▶ **Passage**:
---

Devotion – June 20 – “Biblical Hope”
I was no longer a boy, but not yet a man, when I found myself going through a difficult time in life. Navigating oneself through those High School years, can be tough on a person, especially when the vision of the way he hopes life would be, bumps up against the reality that life isn’t that accommodating.
I sat across from my mother pouring out my pain. She listened with such intensity, that somewhere along the line, she not only heard what I was saying, but she was feeling the pain I was bearing, in her soul, too. When I finished talking, my mother remained silent for what seemed like a long time, she then took hold of the back of my head and pushed it into her shoulder. She held me there and said, “Dan, things will work out. You’ll be fine.”
Her words contradicted what I was feeling, so I asked, “Really?” Her arms wrapped around my boy-man body and she said, “Absolutely.”

---

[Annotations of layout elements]
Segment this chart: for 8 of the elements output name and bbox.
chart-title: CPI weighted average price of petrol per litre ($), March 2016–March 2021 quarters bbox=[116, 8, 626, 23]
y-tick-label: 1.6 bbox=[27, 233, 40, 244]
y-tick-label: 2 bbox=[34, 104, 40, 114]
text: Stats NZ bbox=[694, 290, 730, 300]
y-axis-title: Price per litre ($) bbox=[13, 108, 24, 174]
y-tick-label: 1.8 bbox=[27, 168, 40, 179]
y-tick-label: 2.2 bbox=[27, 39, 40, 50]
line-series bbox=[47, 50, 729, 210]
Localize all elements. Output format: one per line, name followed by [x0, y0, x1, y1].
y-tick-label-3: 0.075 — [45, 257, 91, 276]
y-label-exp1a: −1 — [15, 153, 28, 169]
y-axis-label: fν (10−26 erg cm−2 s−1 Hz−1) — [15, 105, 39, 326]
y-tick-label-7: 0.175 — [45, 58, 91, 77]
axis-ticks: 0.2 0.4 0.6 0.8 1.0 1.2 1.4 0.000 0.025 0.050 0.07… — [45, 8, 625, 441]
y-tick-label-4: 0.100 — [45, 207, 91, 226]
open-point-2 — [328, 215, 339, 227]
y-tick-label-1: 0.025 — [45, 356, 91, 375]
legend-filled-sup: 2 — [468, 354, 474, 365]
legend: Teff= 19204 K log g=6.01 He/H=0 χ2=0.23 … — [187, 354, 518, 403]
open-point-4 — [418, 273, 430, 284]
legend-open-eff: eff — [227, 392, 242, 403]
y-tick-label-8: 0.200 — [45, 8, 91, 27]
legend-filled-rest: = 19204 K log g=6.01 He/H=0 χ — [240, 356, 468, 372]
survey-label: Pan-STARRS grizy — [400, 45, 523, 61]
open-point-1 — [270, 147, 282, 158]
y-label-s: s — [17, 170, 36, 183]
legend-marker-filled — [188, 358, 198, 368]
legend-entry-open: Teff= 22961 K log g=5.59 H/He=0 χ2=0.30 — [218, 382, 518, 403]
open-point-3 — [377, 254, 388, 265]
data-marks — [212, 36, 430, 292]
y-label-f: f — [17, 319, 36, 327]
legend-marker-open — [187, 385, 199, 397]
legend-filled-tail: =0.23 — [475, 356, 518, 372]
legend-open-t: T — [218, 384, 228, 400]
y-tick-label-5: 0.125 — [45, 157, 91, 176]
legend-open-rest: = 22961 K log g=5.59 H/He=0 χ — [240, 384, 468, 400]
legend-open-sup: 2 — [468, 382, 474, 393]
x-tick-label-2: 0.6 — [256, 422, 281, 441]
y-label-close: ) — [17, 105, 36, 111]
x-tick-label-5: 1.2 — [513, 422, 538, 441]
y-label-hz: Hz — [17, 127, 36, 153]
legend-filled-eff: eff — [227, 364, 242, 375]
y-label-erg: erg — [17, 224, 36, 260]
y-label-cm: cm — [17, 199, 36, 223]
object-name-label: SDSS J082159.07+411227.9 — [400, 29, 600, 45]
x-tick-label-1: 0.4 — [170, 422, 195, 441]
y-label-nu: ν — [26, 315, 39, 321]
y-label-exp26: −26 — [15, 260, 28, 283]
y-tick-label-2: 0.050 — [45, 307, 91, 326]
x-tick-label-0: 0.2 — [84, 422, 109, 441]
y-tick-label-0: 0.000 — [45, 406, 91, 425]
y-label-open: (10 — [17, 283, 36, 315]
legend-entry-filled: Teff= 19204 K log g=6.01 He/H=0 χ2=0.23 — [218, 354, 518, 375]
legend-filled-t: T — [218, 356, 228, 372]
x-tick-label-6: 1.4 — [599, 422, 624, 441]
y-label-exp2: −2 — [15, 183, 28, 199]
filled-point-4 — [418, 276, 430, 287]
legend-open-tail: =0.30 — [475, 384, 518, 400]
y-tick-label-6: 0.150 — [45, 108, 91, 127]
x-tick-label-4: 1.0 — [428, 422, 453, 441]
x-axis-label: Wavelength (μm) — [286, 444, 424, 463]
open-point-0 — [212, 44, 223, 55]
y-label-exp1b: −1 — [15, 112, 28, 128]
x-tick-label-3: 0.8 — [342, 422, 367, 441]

---

In the devotion on biblical hope, reproduce the text word for word, beginning at the words "I was no longer" and stopping after "isn’t that accommodating.".

▶ **Solution below**:
I was no longer a boy, but not yet a man, when I found myself going through a difficult time in life. Navigating oneself through those High School years, can be tough on a person, especially when the vision of the way he hopes life would be, bumps up against the reality that life isn’t that accommodating.